### Selection ###

Our job isn’t done, though. This still should raise some questions:

Are there other ways the API could fail?
Which negative scenarios should we automate at the unit level?

Let’s take each in turn.

For the first, even if the answer is yes, we should try the same trick of reducing many variations of errors into distinct modes or equivalence partitions. You might be interested in other boundaries as well. An empty email address, or no email field at all, are both distinct from the case of an invalid email. If there are other response codes that the API could return, like 401 Unauthorized or 404 Not Found, there’s a good chance you’ll want one case for each of those. You’re unlikely to need more than that, though, unless there are multiple distinct reasons for returning the same response. You could get deep into the intricacies like invalid JSON or changing the HTTP headers, but at that point you definitely need to ask if those are risks you’re worried about enough to put time into.

Now the second question. You’ve probably already caught that this is the same as the “interesting question” we started with. We’ve just bumped it down to a lower level of testing. At least that means we’ve made each example cheaper to test, though there are still infinitely many.

No matter what subset of the infinitely many invalid emails you pick to test, you should still be able to articulate why each version of “invalid” is different from each other version. Can you tie each one back to specific product-level risks? Probably not, in all practicality. At a product level, invalid is invalid. I doubt you’ll be able to get anybody to say that testing one invalid email mitigates a different risk than any other invalid email. Unfortunately, it doesn’t follow from that that you only need to test one, because it is still true that whatever method your product is using to validate email address could be flawed.

Remember that ideally we are working at the unit level here, so hopefully you agree that it is fair to go into whitebox testing at this point. At worst, you might end up reading RFC 5322 until you go cross-eyed trying to identify what actually makes an email valid or not. If you did, you could devise one negative example from each of the specifications in that RFC. More likely, you will find that either the product is using a much simpler definition of “valid” than the actual email specification, or it is using a 3rd party library.

In the former case, your product team has to accept the risk of rejecting potentially valid addresses, but at least understanding the product’s definition of “invalid” will define a much more narrow set of test cases. Each negative test you use should map directly to your product’s definition. You could have fun coming up with valid emails (according to RFC 5322) that your product calls invalid, or vice verse—I once had to do exactly this as a way of needling our product team into improving our home-grown definition of a valid domain name, which has its own similarly complicated RFC. If your product’s definition is changed to account for those counterexamples, they are good candidates to retain in your tests. If not, it can be helpful to keep them as examples of how your spec knowingly diverges from the official spec, but make sure the test is explicit about the difference between a feature or a known bug. Future generations may look at specs like that and wonder whether there was a reason you have to accept invalid (or reject valid) emails, or if it was just a case of cutting corners in your validation. That is, they need to be able to know if it is safe to change those kinds of behaviours. (“Should you write tests for known bugs?” is a good topic for a separate discussion).

### Recorded data ###

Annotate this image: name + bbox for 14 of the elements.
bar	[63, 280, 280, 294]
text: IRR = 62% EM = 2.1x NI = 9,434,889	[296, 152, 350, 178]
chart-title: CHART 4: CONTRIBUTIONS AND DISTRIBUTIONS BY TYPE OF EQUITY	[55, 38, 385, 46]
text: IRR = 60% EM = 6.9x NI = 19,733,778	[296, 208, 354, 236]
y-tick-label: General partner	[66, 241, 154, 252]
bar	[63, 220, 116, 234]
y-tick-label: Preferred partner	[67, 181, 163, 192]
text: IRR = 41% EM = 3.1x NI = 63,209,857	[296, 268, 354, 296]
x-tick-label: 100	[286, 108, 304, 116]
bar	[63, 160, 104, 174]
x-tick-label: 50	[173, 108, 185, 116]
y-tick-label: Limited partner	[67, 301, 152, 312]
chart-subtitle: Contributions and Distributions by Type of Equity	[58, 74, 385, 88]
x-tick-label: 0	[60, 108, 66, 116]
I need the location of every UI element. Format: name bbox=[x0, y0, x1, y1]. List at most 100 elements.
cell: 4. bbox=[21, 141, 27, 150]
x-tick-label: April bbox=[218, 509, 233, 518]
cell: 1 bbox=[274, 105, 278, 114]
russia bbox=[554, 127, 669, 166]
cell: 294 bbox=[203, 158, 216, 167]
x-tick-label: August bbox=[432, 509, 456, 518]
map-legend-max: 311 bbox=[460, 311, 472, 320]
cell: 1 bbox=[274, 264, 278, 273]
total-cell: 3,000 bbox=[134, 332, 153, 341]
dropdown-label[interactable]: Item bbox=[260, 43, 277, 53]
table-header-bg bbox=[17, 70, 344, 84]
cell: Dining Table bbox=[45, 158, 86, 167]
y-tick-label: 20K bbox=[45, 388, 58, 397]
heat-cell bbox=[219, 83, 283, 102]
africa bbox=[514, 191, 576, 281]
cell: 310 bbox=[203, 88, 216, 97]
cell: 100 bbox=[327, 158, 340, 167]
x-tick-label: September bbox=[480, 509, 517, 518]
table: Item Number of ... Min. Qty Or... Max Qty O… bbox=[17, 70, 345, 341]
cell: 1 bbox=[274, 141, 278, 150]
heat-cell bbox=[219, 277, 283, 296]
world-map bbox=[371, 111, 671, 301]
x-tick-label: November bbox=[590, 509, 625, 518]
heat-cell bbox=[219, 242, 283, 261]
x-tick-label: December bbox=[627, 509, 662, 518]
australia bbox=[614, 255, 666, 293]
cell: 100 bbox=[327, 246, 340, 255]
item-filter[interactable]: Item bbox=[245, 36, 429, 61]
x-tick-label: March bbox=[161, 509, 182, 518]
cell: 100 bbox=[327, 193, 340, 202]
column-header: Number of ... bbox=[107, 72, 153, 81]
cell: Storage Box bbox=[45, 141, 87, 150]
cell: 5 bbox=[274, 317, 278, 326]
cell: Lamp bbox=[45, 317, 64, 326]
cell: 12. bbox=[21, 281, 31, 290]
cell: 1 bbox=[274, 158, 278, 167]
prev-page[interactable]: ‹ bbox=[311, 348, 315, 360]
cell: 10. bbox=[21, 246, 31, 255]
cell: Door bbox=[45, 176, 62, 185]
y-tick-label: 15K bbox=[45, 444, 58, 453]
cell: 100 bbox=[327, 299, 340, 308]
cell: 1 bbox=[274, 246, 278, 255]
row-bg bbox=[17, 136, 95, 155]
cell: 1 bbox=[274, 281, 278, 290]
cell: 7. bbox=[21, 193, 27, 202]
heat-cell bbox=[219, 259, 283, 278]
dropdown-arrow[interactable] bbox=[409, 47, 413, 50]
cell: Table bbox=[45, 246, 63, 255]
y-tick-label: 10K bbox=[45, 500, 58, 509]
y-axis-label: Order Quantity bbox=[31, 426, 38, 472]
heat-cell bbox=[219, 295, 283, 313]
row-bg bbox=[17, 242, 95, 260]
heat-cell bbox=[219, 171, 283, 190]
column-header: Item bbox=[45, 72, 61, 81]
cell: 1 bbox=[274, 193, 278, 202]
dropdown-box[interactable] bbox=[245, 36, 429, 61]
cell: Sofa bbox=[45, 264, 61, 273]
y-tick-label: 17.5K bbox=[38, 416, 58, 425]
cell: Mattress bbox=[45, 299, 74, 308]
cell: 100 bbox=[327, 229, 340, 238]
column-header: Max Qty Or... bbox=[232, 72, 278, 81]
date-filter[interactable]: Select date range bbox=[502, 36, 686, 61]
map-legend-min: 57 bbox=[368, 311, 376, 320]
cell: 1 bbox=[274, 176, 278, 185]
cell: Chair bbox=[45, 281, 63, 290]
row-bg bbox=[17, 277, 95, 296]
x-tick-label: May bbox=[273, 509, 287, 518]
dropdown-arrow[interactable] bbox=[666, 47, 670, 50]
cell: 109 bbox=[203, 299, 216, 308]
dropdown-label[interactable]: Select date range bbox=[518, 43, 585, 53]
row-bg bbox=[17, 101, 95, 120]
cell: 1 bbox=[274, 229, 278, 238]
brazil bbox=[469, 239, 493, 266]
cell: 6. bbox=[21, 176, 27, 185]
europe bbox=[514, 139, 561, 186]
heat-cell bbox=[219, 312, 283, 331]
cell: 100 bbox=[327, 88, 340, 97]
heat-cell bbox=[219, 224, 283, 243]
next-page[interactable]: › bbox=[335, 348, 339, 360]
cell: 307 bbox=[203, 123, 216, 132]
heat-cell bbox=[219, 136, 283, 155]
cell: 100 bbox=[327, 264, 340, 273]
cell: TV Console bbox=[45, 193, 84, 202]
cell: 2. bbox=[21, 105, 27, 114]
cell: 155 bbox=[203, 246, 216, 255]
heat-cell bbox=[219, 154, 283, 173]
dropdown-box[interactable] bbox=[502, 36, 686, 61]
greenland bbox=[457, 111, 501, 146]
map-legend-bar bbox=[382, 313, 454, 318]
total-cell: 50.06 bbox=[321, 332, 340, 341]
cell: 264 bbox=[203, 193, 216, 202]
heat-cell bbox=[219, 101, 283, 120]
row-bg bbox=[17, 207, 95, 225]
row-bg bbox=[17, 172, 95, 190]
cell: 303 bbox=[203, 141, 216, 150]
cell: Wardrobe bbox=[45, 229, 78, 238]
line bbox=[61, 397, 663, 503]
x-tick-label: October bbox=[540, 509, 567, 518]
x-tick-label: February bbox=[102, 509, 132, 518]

###

### Exercise instructions
1. Answer these from the passage on testing invalid emails, one line each, marked (a), (b), (c):
(a) Which RFC might you end up reading to work out what makes an email valid?
(b) Which two response codes are given as examples of other codes the API could return?
(c) What did the writer once come up with counterexamples to push the product team into improving?
2. In the passage on testing invalid emails, the paragraph beginning "For the first" mentions cases to consider besides an invalid email. List all of them.
3. Carry on the passage on testing invalid emails from the point where it stops.

### Answers provided
1.
(a) RFC 5322
(b) 401 Unauthorized and 404 Not Found
(c) Their home-grown definition of a valid domain name

2.
- An empty email address
- No email field at all
- A 401 Unauthorized response
- A 404 Not Found response
- Invalid JSON
- Changing the HTTP headers

3.
In the latter case—using a third party library—then you’re likely not too interested in testing the internals of that too much. Your scope of testing is now defined by “how much do we trust (or distrust) this library?” If the answer is “not at all”, then you’re back to the RFC and trying to violate each example in turn. If the answer is “completely!” then you likely don’t need any more than a few broad examples (as long as they are all different from each other). One technique that sometimes works is to come up with the most outrageous input possible so you can say “if it knows this is valid, it probably understands much more normal input too”. The trick is being deliberate about your choice of “outrageous”.

Finally, if you’re one of the unfortunate people who doesn’t have the option of moving scenarios down into unit tests, you’ll still have to answer these same question at the API level anyway. My advice would still be to have one test as the canonical answer to “does an invalid email get rejected”, and have a separate group of tests that are explicitly labelled as testing what it means to be an “invalid email”. Then the reason for having each set is, at least, explicit. You can still test changes to the definition of “valid” separately from changing the API’s reaction to it.

I recognize that getting into the weeds of email’s RFC specifications is not likely what Mark intended with this specific example, but I think the lessons here still carry over to other features that don’t have public standards behind them. You can’t test each negative test case. You can limit the scope of what “negative” means based on the level of testing you’re in. You can keep testing at higher levels simple by building on the tests at lower levels. And, you can reduce infinite negative examples to distinct classes to test one example of each.

(Re-reading this later, I realize there might also be some subtle terminology things that change the question: what is the difference between a “test”, a “test case”, and a “scenario”, for example? I know testers love bickering about terminology but I tend to lump things together. If your preferred definitions would change the above, feel free to mentally substitute in whichever words you think I’m actually talking about.)

The Gambler and other fallacies in Testing

Gregory Paciga — Tue, 26 Oct 2021 14:00:00 +0000

I just listened to Episode 3 of the Ministry of Testing’s TestSphere Roulette podcast series, and something about the conversation irked me. The discussion was centered on the Gambler’s Fallacy card, which says:

The human tendency to perceive meaningful patterns within random data.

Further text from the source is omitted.